=== Task prompt ===
Pick out all lines in the listing holding the string "kockázat" and copy them.

━━━━━ Dataset content ━━━━━

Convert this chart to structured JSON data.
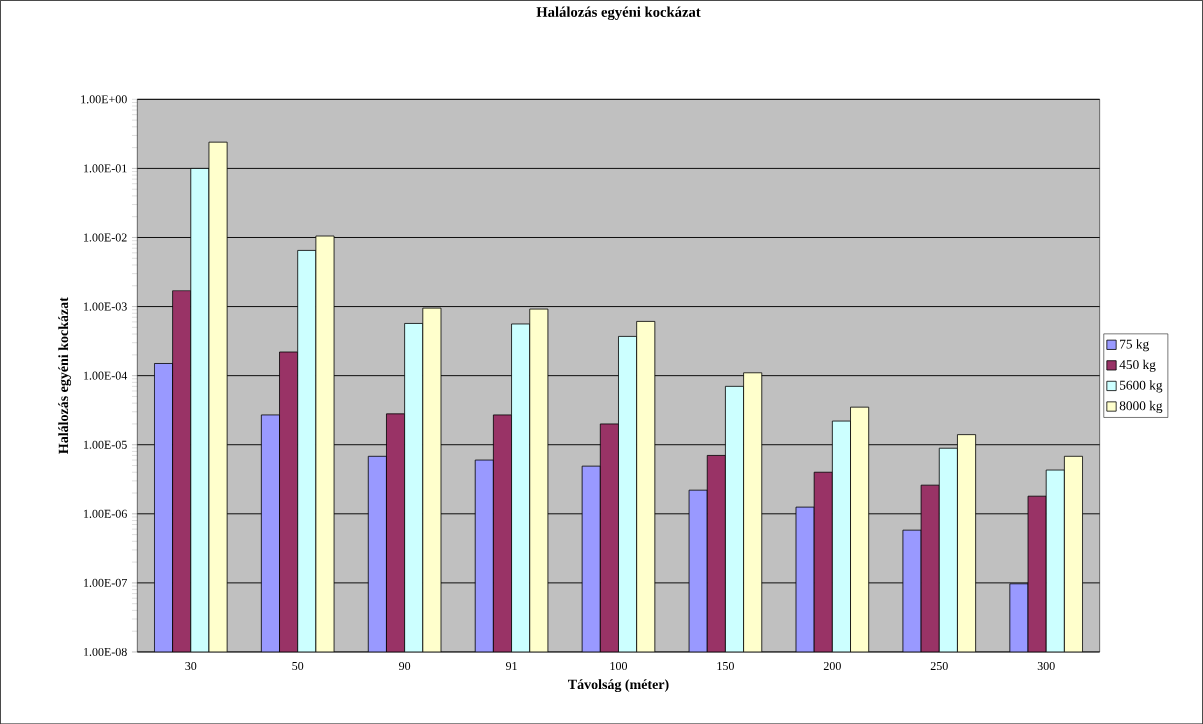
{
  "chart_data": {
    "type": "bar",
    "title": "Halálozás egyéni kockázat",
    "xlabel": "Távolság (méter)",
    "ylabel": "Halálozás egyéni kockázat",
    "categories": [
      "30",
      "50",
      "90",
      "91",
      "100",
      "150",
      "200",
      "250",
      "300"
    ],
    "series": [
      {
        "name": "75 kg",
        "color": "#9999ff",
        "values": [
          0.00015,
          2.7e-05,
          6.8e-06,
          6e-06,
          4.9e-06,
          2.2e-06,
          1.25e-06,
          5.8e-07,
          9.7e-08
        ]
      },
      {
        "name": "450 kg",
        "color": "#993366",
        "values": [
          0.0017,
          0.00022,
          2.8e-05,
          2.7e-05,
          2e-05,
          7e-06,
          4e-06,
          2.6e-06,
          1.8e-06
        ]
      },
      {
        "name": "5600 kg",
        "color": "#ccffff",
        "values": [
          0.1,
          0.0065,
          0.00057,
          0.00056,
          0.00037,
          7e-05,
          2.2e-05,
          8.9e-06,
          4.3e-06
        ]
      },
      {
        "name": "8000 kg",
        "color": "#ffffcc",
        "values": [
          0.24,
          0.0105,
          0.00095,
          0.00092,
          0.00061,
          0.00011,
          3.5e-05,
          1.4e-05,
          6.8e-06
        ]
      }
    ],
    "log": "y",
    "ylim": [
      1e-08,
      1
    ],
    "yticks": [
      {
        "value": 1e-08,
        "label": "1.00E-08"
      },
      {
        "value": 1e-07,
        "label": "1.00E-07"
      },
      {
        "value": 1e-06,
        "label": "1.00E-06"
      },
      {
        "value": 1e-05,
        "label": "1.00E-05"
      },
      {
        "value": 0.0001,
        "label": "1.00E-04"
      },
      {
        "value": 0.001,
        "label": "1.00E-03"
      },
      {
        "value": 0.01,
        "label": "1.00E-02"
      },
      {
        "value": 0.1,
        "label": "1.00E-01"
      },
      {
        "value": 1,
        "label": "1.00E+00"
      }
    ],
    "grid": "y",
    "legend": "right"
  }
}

━━━━━
━━━━━ Dataset content ━━━━━

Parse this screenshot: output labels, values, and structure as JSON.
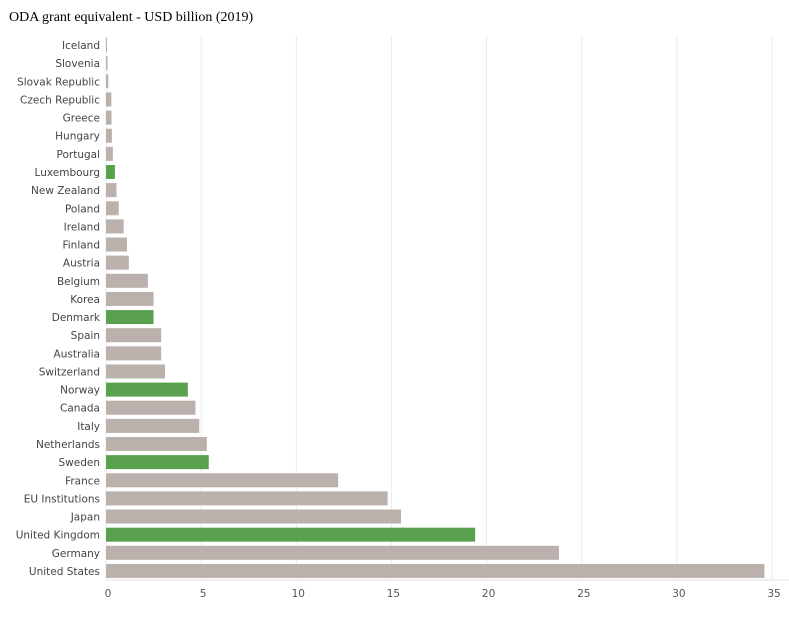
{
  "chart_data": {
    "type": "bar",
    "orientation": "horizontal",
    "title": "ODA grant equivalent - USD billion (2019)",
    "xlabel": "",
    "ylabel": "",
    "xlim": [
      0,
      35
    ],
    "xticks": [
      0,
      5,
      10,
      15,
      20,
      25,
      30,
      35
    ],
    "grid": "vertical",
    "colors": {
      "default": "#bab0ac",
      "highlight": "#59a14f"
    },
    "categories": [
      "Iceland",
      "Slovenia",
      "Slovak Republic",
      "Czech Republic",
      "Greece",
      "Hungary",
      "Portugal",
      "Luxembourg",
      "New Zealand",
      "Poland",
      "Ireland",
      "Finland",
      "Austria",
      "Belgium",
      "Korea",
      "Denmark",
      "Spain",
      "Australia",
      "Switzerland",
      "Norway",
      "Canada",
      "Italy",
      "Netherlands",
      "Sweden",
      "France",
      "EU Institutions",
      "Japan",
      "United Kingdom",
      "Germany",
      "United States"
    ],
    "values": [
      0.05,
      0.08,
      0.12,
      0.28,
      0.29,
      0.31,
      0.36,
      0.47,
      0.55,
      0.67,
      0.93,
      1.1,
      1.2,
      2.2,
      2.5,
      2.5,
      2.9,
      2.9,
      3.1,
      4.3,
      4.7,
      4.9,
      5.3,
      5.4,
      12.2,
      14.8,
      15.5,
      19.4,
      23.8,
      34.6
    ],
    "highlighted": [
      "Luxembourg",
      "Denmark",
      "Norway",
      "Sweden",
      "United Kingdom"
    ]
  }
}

━━━━━

=== Solution ===
    "title": "Halálozás egyéni kockázat",
    "ylabel": "Halálozás egyéni kockázat",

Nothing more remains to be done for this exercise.